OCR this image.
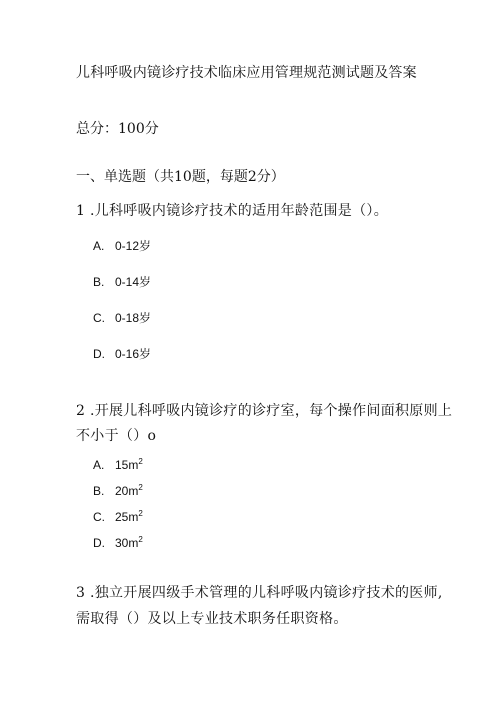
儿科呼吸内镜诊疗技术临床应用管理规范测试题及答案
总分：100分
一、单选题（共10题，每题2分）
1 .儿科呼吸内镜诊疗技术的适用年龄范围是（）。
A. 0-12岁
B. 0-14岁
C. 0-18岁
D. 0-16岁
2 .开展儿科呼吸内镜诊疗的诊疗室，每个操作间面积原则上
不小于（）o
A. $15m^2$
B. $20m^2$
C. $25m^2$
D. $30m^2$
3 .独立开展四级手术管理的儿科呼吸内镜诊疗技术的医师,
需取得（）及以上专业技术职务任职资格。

::::

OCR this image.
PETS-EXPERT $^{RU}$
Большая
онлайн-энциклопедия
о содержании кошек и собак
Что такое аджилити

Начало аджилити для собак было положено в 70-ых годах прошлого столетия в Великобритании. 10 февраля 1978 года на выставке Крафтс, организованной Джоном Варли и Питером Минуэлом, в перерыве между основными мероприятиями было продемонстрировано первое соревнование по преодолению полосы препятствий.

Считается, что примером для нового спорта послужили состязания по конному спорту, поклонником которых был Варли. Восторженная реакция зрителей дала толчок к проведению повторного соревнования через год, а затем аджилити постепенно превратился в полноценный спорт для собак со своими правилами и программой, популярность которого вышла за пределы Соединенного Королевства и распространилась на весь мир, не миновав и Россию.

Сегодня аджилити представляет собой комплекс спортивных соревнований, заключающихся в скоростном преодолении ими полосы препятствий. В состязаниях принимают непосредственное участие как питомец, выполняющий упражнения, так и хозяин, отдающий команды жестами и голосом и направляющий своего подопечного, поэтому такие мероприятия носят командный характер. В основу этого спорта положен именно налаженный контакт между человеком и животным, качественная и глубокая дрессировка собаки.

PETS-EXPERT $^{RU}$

::::

STATED PROBLEM: Look through the entries above; copy each line where the string "полосы" appears.

PROBLEM SOLUTION:
Начало аджилити для собак было положено в 70-ых годах прошлого столетия в Великобритании. 10 февраля 1978 года на выставке Крафтс, организованной Джоном Варли и Питером Минуэлом, в перерыве между основными мероприятиями было продемонстрировано первое соревнование по преодолению полосы препятствий.
Сегодня аджилити представляет собой комплекс спортивных соревнований, заключающихся в скоростном преодолении ими полосы препятствий. В состязаниях принимают непосредственное участие как питомец, выполняющий упражнения, так и хозяин, отдающий команды жестами и голосом и направляющий своего подопечного, поэтому такие мероприятия носят командный характер. В основу этого спорта положен именно налаженный контакт между человеком и животным, качественная и глубокая дрессировка собаки.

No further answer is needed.